What the task requires »
Return the whole listing exactly as it stands.

+++ Task inputs

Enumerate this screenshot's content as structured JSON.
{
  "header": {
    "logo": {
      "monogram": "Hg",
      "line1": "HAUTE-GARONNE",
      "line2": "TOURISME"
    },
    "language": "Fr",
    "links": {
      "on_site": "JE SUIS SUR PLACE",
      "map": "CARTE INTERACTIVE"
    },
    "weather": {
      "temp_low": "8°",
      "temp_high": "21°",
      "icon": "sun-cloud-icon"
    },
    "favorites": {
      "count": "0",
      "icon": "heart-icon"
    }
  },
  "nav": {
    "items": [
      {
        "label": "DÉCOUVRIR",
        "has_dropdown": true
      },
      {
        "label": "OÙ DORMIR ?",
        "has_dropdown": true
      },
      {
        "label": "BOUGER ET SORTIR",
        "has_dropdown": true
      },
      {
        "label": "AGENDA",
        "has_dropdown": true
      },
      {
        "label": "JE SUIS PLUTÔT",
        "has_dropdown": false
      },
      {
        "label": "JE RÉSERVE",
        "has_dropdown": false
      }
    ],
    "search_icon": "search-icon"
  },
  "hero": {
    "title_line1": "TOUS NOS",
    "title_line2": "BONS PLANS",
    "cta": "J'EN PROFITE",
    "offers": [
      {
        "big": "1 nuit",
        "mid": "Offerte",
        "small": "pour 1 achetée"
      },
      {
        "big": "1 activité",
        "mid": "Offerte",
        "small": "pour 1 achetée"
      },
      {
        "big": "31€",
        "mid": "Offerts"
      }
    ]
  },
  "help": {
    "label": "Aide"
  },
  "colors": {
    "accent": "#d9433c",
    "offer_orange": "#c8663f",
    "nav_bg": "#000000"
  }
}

++++++

Complete output »
Enumerate this screenshot's content as structured JSON.
{
  "header": {
    "logo": {
      "monogram": "Hg",
      "line1": "HAUTE-GARONNE",
      "line2": "TOURISME"
    },
    "language": "Fr",
    "links": {
      "on_site": "JE SUIS SUR PLACE",
      "map": "CARTE INTERACTIVE"
    },
    "weather": {
      "temp_low": "8°",
      "temp_high": "21°",
      "icon": "sun-cloud-icon"
    },
    "favorites": {
      "count": "0",
      "icon": "heart-icon"
    }
  },
  "nav": {
    "items": [
      {
        "label": "DÉCOUVRIR",
        "has_dropdown": true
      },
      {
        "label": "OÙ DORMIR ?",
        "has_dropdown": true
      },
      {
        "label": "BOUGER ET SORTIR",
        "has_dropdown": true
      },
      {
        "label": "AGENDA",
        "has_dropdown": true
      },
      {
        "label": "JE SUIS PLUTÔT",
        "has_dropdown": false
      },
      {
        "label": "JE RÉSERVE",
        "has_dropdown": false
      }
    ],
    "search_icon": "search-icon"
  },
  "hero": {
    "title_line1": "TOUS NOS",
    "title_line2": "BONS PLANS",
    "cta": "J'EN PROFITE",
    "offers": [
      {
        "big": "1 nuit",
        "mid": "Offerte",
        "small": "pour 1 achetée"
      },
      {
        "big": "1 activité",
        "mid": "Offerte",
        "small": "pour 1 achetée"
      },
      {
        "big": "31€",
        "mid": "Offerts"
      }
    ]
  },
  "help": {
    "label": "Aide"
  },
  "colors": {
    "accent": "#d9433c",
    "offer_orange": "#c8663f",
    "nav_bg": "#000000"
  }
}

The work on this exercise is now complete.